**EXERCISE DIRECTIONS**
Every entry here needs to be repeated exactly.

----- MATERIAL PROVIDED -----

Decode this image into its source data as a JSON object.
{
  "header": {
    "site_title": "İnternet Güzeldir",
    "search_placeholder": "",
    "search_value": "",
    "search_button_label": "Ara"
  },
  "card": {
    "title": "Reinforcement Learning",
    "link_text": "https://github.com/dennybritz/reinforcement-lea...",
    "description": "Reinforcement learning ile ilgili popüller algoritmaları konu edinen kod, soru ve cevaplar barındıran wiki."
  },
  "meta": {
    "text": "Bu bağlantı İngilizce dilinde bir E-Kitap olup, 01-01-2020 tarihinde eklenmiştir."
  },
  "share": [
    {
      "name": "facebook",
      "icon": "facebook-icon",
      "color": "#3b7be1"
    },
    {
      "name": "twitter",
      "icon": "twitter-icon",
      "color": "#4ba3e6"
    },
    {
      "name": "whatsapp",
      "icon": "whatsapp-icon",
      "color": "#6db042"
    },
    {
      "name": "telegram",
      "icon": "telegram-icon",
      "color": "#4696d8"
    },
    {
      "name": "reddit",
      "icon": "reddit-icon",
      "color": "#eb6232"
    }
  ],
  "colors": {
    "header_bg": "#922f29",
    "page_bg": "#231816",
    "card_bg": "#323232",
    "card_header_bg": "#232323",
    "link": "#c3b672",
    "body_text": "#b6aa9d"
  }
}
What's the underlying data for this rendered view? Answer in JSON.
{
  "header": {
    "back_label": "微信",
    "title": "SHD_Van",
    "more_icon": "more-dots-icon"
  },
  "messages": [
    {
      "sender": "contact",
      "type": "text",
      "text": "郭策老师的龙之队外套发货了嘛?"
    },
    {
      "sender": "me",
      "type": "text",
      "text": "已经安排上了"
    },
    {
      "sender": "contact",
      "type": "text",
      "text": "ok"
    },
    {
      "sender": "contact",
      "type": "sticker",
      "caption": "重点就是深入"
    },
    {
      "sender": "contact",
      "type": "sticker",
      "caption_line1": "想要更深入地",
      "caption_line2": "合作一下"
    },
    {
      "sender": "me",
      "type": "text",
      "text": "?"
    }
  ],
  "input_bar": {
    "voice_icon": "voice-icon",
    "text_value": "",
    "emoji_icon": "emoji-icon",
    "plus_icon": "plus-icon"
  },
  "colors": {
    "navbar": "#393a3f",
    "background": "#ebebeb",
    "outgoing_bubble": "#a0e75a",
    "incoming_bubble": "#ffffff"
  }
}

-----

**THE ANSWER**
Decode this image into its source data as a JSON object.
{
  "header": {
    "site_title": "İnternet Güzeldir",
    "search_placeholder": "",
    "search_value": "",
    "search_button_label": "Ara"
  },
  "card": {
    "title": "Reinforcement Learning",
    "link_text": "https://github.com/dennybritz/reinforcement-lea...",
    "description": "Reinforcement learning ile ilgili popüller algoritmaları konu edinen kod, soru ve cevaplar barındıran wiki."
  },
  "meta": {
    "text": "Bu bağlantı İngilizce dilinde bir E-Kitap olup, 01-01-2020 tarihinde eklenmiştir."
  },
  "share": [
    {
      "name": "facebook",
      "icon": "facebook-icon",
      "color": "#3b7be1"
    },
    {
      "name": "twitter",
      "icon": "twitter-icon",
      "color": "#4ba3e6"
    },
    {
      "name": "whatsapp",
      "icon": "whatsapp-icon",
      "color": "#6db042"
    },
    {
      "name": "telegram",
      "icon": "telegram-icon",
      "color": "#4696d8"
    },
    {
      "name": "reddit",
      "icon": "reddit-icon",
      "color": "#eb6232"
    }
  ],
  "colors": {
    "header_bg": "#922f29",
    "page_bg": "#231816",
    "card_bg": "#323232",
    "card_header_bg": "#232323",
    "link": "#c3b672",
    "body_text": "#b6aa9d"
  }
}
What's the underlying data for this rendered view? Answer in JSON.
{
  "header": {
    "back_label": "微信",
    "title": "SHD_Van",
    "more_icon": "more-dots-icon"
  },
  "messages": [
    {
      "sender": "contact",
      "type": "text",
      "text": "郭策老师的龙之队外套发货了嘛?"
    },
    {
      "sender": "me",
      "type": "text",
      "text": "已经安排上了"
    },
    {
      "sender": "contact",
      "type": "text",
      "text": "ok"
    },
    {
      "sender": "contact",
      "type": "sticker",
      "caption": "重点就是深入"
    },
    {
      "sender": "contact",
      "type": "sticker",
      "caption_line1": "想要更深入地",
      "caption_line2": "合作一下"
    },
    {
      "sender": "me",
      "type": "text",
      "text": "?"
    }
  ],
  "input_bar": {
    "voice_icon": "voice-icon",
    "text_value": "",
    "emoji_icon": "emoji-icon",
    "plus_icon": "plus-icon"
  },
  "colors": {
    "navbar": "#393a3f",
    "background": "#ebebeb",
    "outgoing_bubble": "#a0e75a",
    "incoming_bubble": "#ffffff"
  }
}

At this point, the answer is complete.